> _Exercise set_
1. Update the passage on claims against removal companies, starting at "A contract for" and stopping after "contract between the parties.", so that "removal company" reads "moving company".
2. Extend the passage on claims against removal companies, picking up after its final sentence.

> _Reading passage_
^^^^^^^^

Claims against removal companies for damage caused to items that were in their control during the process of removals, transport and storage will normally be based on negligence, breach of the removals contract and bailment, which was examined in detail in Part 1.

Bailment

A contract for removals, transport and storage of the claimant’s property creates a relationship of bailment between the parties. As we saw in Part 1, the common-law doctrine of bailment imposes a duty on the bailee to take proper care of those goods. If the goods are damaged when they are returned to the bailor, there is a legal presumption that the bailee has been negligent. However, any claim against a removal company, whether it is based in contract, negligence or bailment, may still be restricted or affected by the terms of the contract between the parties.

Consumer law

If the claimant is a consumer – rather than commercial – customer, then English consumer law will imply certain terms into that contract, particularly the Supply of Goods and Services Act 1982 and the Unfair Contract Terms Act 1977 (UCTA) (see below). A person is defined as a consumer under UCTA in the following circumstances:

  • “He neither makes the contract in the course of business nor holds himself out as doing so”; and
  • “The other party does make the contract in the course of a business”; and
  • Where the contract is for the sale of goods or hire purchase, the goods subject to the contract “are of a type ordinarily supplied for private use or consumption”.

^^^^^^^^

> _Data excerpts_

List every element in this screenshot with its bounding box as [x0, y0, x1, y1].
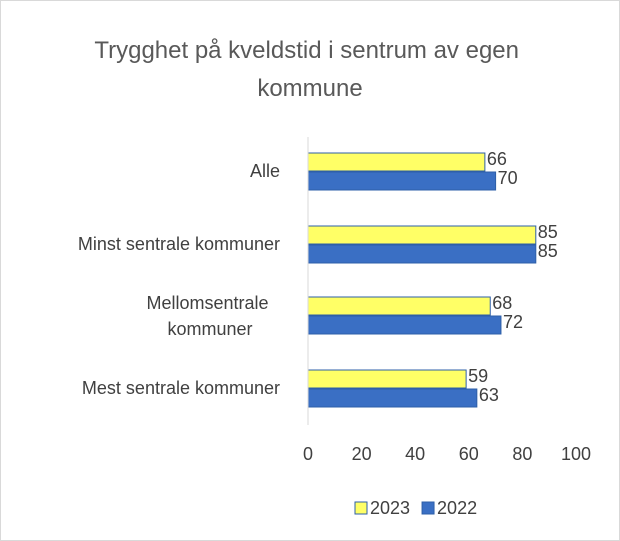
- value-label: 85: [538, 241, 558, 261]
- x-tick-label: 60: [459, 444, 479, 464]
- bar: [307, 315, 502, 335]
- bar: [307, 225, 537, 245]
- bar: [307, 171, 497, 191]
- y-tick-label: Mellomsentrale kommuner: [146, 293, 273, 339]
- value-label: 85: [538, 222, 558, 242]
- legend-label: 2022: [437, 498, 477, 518]
- legend-swatch: [421, 501, 435, 515]
- x-tick-label: 80: [512, 444, 532, 464]
- x-tick-label: 0: [303, 444, 313, 464]
- bar: [307, 369, 467, 389]
- value-label: 66: [487, 149, 507, 169]
- chart-title: Trygghet på kveldstid i sentrum av egen …: [94, 37, 525, 102]
- value-label: 63: [479, 385, 499, 405]
- legend-label: 2023: [370, 498, 410, 518]
- y-tick-label: Mest sentrale kommuner: [82, 378, 280, 398]
- value-label: 72: [503, 312, 523, 332]
- bar: [307, 296, 491, 316]
- y-tick-label: Minst sentrale kommuner: [78, 234, 280, 254]
- x-tick-label: 40: [405, 444, 425, 464]
- bar: [307, 244, 537, 264]
- value-label: 68: [492, 293, 512, 313]
- value-label: 59: [468, 366, 488, 386]
- legend-swatch: [354, 501, 368, 515]
- x-tick-label: 100: [561, 444, 591, 464]
- value-label: 70: [498, 168, 518, 188]
- bar: [307, 152, 486, 172]
- x-tick-label: 20: [352, 444, 372, 464]
- bar: [307, 388, 478, 408]
- y-tick-label: Alle: [250, 161, 280, 181]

^^^^^^^^

> _Responses in order_
1.
A contract for removals, transport and storage of the claimant’s property creates a relationship of bailment between the parties. As we saw in Part 1, the common-law doctrine of bailment imposes a duty on the bailee to take proper care of those goods. If the goods are damaged when they are returned to the bailor, there is a legal presumption that the bailee has been negligent. However, any claim against a moving company, whether it is based in contract, negligence or bailment, may still be restricted or affected by the terms of the contract between the parties.

2.
The removal company will usually seek to rely on terms in the removals contract to exclude or limit the claim. The most common defences raised on behalf of removals companies are that:

  • The contract contains a clause which excludes loss caused by negligence; and/or,
  • The contract contains a clause which limits damages to a standard, set amount.

Exclusion and limitation of liability clause

The terms of the removals contract are subject to the normal rules of contract law (offer, acceptance, consideration, intention to create legal relations and certainty of terms). These areas are considered below:

  • To be properly incorporated, the contractual terms must have been provided to the customer at the time that the contract is formed – Chapelton v Barry Urban District Council [1940];
  • A clause restricting or excluding the consumer’s rights must not be hidden away or in tiny print;
  • There is a duty on a company to bring to the consumer’s attention any unusual or restrictive clauses – J Spurling Ltd v Bradshaw [1956];
  • UCTA stipulates that where loss or damage to property is involved, a contractual term cannot exclude liability for negligence unless that term is ‘reasonable’;
  • The test of what is ‘reasonable’ depends on the facts of each case and the wording of the particular term;
  • In determining what is ‘reasonable’, a court will consider:
    • The bargaining position of each party;
    • Any inducement to the customer to agree to the term;
    • Whether the customer knew or ought to have known about the existence or extent of the term;
    • Whether any condition placed on the customer is unreasonable.

If a removals company tries to avoid liability by relying on contractual terms, you will need to assess those terms, based on the following:

  1. Incorporation: Has the term they’re relying on been incorporated in to the contract? Consider at what point during the transaction the removal company provided the customer with its terms and conditions. After the removal, is not sufficient for those terms to be a valid part of the contract. Consider also whether the removal company gave them notice drawing their attention to limitation of liability clauses.
  2. Notice: Were the terms in question sufficiently noticeable by a customer?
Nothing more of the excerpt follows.